[Start Data entries]
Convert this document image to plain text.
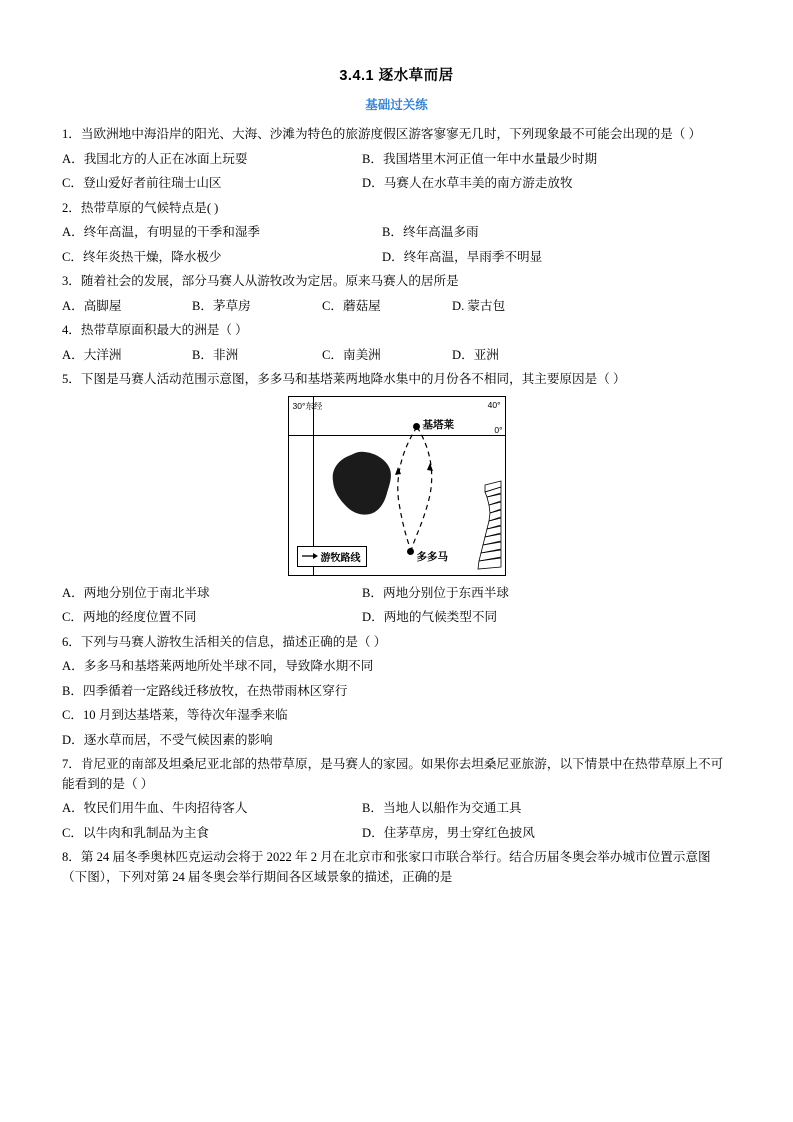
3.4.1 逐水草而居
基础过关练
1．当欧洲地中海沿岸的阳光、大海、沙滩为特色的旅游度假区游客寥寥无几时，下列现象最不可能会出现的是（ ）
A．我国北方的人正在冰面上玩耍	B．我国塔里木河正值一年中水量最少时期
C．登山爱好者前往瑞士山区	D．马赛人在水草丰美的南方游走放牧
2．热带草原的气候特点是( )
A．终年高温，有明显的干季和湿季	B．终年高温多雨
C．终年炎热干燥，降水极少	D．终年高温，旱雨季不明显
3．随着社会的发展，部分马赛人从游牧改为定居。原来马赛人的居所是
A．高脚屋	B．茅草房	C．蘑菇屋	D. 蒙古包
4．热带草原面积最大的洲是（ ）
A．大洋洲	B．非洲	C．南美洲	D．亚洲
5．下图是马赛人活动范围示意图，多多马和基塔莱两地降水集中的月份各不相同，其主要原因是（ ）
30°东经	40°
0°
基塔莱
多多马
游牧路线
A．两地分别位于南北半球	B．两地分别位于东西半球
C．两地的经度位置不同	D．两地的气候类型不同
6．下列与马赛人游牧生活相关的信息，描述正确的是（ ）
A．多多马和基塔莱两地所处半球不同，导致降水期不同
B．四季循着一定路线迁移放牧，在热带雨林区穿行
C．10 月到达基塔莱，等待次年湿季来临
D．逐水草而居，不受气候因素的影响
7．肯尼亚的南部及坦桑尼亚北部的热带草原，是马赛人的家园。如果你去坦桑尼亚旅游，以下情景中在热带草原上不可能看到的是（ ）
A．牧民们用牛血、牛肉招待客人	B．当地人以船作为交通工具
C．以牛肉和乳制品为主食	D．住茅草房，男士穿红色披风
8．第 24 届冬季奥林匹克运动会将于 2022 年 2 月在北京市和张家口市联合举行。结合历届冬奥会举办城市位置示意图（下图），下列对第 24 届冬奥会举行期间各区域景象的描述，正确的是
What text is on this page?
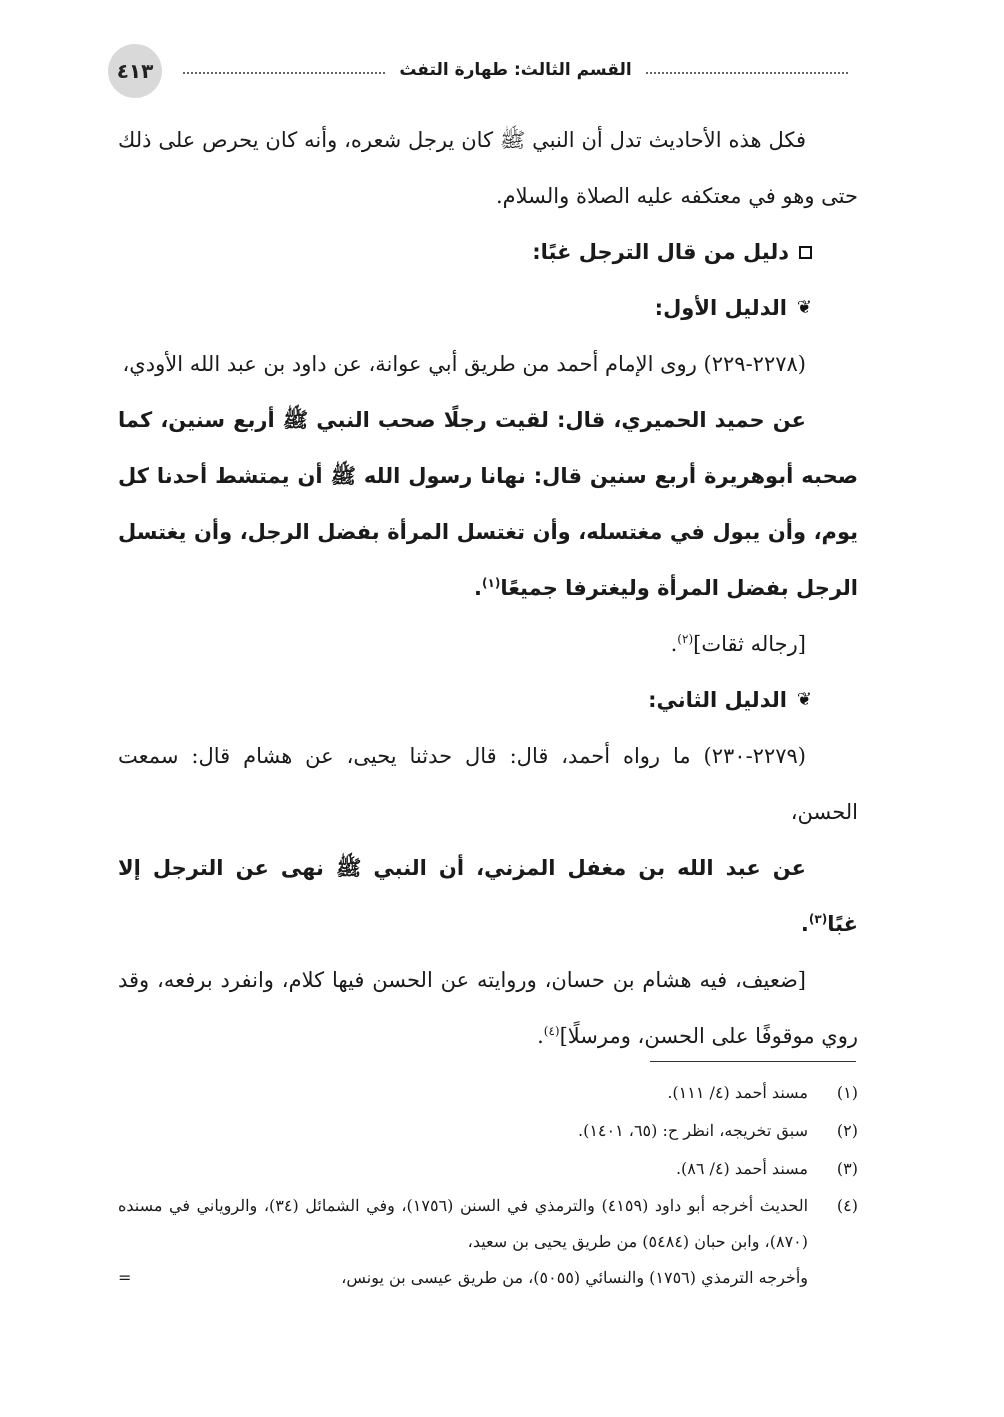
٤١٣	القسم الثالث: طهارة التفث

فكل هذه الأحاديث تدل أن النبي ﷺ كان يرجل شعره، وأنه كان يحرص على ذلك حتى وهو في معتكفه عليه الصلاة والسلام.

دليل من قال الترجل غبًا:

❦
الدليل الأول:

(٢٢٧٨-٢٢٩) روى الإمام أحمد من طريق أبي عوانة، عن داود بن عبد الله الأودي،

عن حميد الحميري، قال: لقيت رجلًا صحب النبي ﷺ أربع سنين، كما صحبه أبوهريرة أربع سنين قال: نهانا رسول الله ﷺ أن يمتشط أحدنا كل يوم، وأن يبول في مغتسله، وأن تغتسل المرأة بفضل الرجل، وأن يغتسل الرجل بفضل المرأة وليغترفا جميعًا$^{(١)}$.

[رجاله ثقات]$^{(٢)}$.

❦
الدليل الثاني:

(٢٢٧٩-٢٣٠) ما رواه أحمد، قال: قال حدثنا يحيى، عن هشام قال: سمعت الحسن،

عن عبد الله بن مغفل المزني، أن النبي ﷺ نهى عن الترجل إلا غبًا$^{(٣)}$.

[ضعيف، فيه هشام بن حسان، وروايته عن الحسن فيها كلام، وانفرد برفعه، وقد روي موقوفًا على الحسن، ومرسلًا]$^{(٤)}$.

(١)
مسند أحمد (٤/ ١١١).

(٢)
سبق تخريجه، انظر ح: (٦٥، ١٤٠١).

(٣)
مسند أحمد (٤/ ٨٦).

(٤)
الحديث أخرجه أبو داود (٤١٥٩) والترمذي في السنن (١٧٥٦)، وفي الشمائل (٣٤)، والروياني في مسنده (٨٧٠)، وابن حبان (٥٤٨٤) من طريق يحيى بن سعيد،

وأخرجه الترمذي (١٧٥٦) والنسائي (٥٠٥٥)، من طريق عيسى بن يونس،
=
[End Data entries]
Direction:
Search the lines above for the string "text" and copy each line that has it.

Answer:
Convert this document image to plain text.
What text is on this page?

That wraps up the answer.